Available data:
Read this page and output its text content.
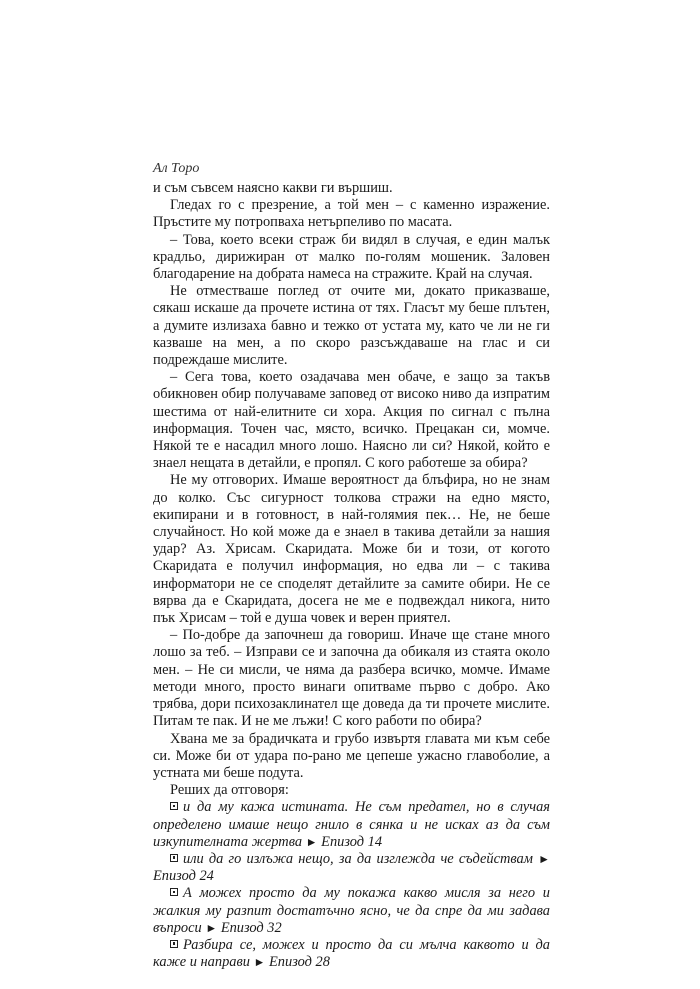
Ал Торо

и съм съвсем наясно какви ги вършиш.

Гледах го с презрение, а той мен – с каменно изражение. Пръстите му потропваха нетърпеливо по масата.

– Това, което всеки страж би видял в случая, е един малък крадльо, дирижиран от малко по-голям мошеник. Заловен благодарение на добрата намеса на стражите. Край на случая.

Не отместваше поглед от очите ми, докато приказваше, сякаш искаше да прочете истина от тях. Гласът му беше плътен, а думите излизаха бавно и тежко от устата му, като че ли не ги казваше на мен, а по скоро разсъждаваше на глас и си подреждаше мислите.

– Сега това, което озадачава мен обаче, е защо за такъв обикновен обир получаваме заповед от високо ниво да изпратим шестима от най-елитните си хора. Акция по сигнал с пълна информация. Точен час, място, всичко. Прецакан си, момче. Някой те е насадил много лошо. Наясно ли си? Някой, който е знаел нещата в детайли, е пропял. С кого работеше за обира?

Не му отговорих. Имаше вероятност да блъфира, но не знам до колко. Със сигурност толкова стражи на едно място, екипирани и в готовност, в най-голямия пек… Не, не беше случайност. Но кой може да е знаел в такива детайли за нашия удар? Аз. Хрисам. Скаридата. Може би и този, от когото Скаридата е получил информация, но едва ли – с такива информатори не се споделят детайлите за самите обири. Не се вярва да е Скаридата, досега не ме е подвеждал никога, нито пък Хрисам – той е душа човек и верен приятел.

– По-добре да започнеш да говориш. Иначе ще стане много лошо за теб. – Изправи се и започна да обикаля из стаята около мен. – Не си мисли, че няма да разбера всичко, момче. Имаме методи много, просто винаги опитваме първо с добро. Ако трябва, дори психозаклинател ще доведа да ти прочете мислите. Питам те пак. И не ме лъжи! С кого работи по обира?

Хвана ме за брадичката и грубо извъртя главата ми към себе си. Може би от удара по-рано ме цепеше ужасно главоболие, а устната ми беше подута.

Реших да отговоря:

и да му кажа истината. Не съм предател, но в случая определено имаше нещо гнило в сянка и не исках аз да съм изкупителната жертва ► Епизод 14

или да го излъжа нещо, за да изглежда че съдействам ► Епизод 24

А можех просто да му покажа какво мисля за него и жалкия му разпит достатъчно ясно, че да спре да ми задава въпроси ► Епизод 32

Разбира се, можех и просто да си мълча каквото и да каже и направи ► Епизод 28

---

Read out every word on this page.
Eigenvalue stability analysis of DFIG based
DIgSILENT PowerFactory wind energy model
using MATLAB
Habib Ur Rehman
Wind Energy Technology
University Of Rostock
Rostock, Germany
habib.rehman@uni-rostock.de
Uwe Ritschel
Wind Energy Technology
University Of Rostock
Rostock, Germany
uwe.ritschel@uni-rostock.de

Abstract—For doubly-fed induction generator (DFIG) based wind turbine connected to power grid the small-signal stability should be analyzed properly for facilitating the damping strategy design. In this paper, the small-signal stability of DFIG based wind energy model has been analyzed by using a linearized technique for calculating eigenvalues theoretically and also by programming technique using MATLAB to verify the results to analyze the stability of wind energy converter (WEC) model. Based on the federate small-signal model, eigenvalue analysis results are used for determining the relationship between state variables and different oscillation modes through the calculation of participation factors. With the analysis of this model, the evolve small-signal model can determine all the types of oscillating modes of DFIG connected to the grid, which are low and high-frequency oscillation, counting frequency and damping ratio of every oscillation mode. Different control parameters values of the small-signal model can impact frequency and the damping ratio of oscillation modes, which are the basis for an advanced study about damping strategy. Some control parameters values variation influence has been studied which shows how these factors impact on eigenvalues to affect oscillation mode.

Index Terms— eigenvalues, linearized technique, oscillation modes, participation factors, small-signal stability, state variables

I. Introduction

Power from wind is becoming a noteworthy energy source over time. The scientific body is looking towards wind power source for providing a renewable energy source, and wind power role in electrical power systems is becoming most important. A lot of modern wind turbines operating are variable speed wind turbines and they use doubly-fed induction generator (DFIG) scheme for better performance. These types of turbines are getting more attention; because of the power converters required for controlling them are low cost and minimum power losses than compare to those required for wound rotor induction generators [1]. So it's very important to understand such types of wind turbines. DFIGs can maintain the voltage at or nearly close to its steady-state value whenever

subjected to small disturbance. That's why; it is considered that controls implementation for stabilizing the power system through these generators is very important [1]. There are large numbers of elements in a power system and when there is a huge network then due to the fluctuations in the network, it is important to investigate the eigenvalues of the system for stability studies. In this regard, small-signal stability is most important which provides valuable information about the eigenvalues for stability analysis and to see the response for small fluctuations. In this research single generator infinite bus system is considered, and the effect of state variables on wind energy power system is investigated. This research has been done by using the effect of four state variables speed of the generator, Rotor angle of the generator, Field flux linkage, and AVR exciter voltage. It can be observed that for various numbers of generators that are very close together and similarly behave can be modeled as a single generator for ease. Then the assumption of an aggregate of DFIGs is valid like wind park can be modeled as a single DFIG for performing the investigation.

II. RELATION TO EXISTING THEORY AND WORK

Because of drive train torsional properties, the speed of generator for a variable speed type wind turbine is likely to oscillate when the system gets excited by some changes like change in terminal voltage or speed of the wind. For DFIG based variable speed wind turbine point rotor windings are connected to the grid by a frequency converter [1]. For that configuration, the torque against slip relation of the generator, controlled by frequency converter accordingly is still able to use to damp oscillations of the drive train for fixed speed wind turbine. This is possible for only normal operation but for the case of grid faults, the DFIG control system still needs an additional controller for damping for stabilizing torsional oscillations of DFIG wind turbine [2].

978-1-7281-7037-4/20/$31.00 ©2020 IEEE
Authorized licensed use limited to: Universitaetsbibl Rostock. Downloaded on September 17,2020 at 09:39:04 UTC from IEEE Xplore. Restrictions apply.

---

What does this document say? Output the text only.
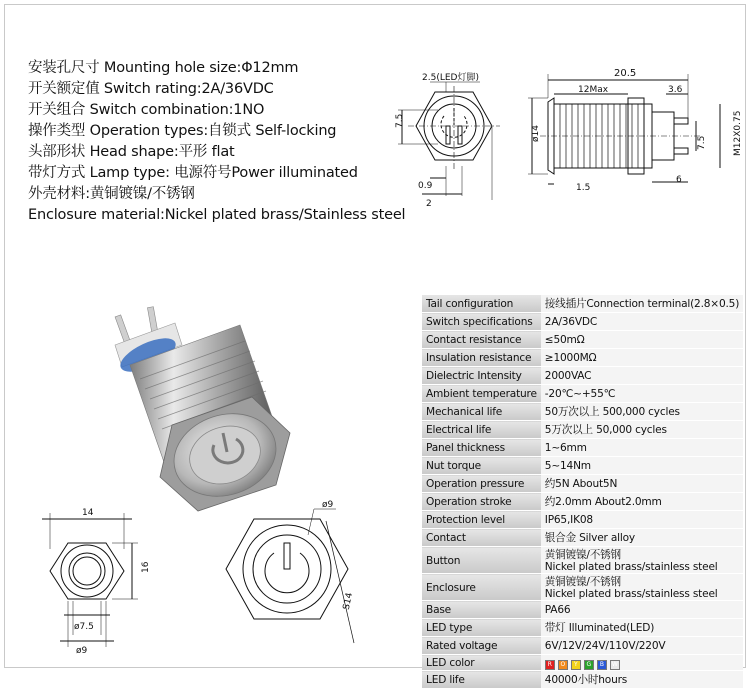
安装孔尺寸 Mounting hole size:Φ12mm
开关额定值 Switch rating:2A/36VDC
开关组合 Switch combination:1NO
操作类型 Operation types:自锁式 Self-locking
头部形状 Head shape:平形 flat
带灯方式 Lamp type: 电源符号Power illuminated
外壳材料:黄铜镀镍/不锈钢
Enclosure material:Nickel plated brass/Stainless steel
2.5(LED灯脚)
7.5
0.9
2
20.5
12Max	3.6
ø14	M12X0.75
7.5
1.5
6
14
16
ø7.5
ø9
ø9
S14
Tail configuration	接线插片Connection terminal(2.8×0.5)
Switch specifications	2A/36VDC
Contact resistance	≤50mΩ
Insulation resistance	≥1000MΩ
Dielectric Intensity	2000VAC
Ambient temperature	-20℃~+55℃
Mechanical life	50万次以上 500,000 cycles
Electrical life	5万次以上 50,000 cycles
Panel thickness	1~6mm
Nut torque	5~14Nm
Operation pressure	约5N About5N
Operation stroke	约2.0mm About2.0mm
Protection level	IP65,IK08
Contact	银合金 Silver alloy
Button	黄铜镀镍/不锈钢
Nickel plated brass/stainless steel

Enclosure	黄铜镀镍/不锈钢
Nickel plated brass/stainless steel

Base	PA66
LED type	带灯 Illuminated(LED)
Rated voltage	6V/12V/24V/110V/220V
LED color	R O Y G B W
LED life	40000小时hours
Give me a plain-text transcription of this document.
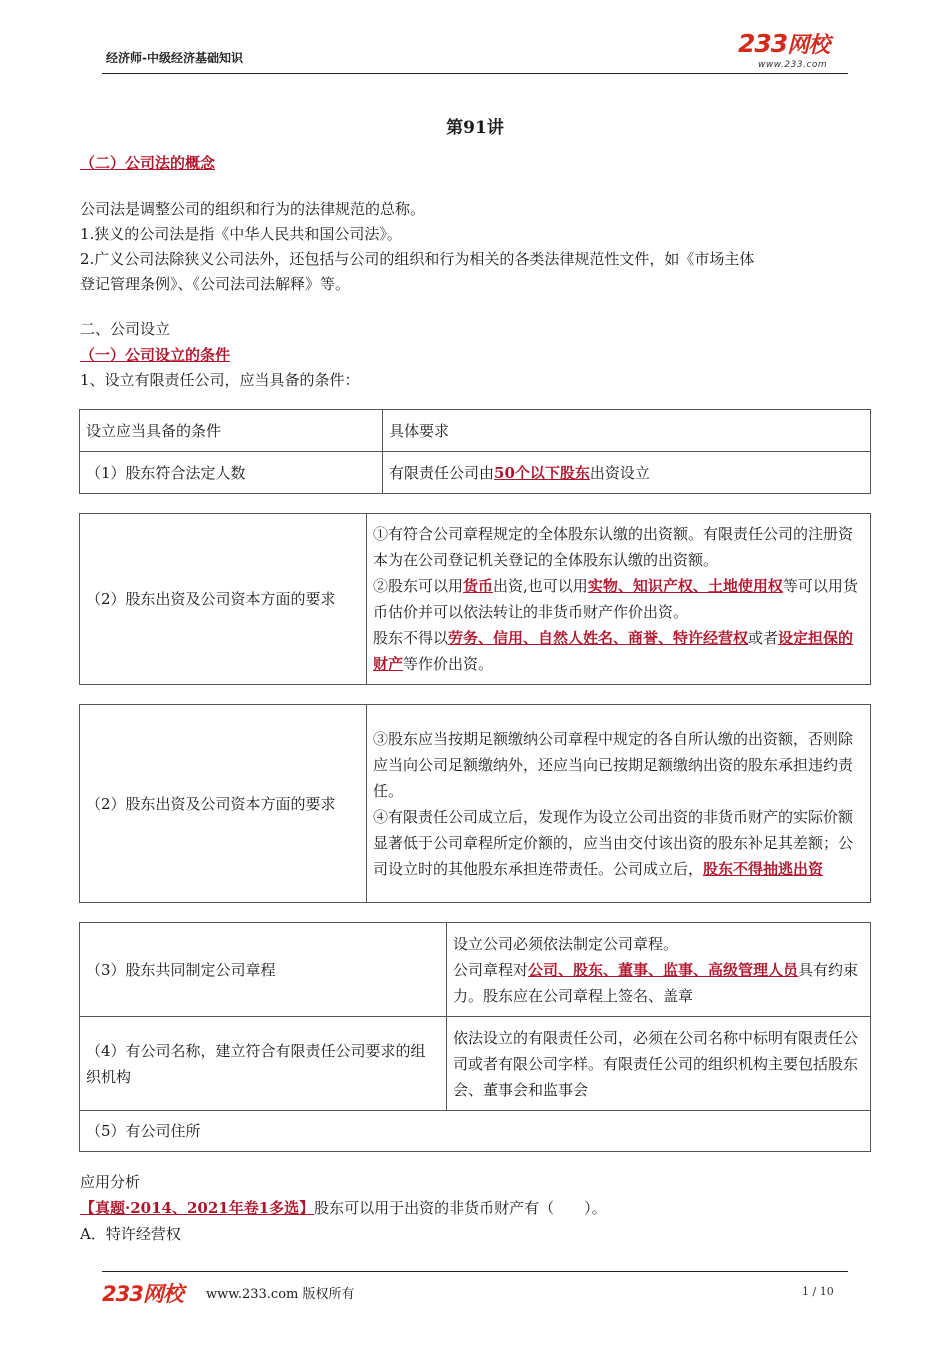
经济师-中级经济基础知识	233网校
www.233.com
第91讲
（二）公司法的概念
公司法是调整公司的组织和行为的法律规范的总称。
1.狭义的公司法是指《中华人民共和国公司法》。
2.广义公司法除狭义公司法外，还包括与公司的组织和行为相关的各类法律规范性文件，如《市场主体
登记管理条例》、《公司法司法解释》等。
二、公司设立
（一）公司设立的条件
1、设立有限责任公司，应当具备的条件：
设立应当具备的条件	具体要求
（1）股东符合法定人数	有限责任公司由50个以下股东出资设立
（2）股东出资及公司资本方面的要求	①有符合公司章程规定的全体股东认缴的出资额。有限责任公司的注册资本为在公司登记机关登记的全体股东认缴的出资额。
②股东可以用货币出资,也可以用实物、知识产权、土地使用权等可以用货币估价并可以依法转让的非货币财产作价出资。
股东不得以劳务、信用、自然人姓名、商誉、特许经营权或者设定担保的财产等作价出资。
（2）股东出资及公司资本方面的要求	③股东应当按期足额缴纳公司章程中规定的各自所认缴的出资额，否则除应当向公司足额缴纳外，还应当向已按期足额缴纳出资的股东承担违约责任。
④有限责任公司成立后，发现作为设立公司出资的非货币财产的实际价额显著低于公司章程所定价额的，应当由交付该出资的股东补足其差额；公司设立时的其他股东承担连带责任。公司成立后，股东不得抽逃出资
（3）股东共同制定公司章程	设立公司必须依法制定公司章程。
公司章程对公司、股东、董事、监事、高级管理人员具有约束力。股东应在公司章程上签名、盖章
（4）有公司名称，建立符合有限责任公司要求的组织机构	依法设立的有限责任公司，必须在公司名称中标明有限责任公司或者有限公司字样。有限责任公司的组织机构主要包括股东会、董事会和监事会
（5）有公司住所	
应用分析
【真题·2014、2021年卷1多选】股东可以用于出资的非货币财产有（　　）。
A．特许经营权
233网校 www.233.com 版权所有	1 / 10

The problem:
Extract each line holding the string "много".

Result:
– Сега това, което озадачава мен обаче, е защо за такъв обикновен обир получаваме заповед от високо ниво да изпратим шестима от най-елитните си хора. Акция по сигнал с пълна информация. Точен час, място, всичко. Прецакан си, момче. Някой те е насадил много лошо. Наясно ли си? Някой, който е знаел нещата в детайли, е пропял. С кого работеше за обира?
– По-добре да започнеш да говориш. Иначе ще стане много лошо за теб. – Изправи се и започна да обикаля из стаята около мен. – Не си мисли, че няма да разбера всичко, момче. Имаме методи много, просто винаги опитваме първо с добро. Ако трябва, дори психозаклинател ще доведа да ти прочете мислите. Питам те пак. И не ме лъжи! С кого работи по обира?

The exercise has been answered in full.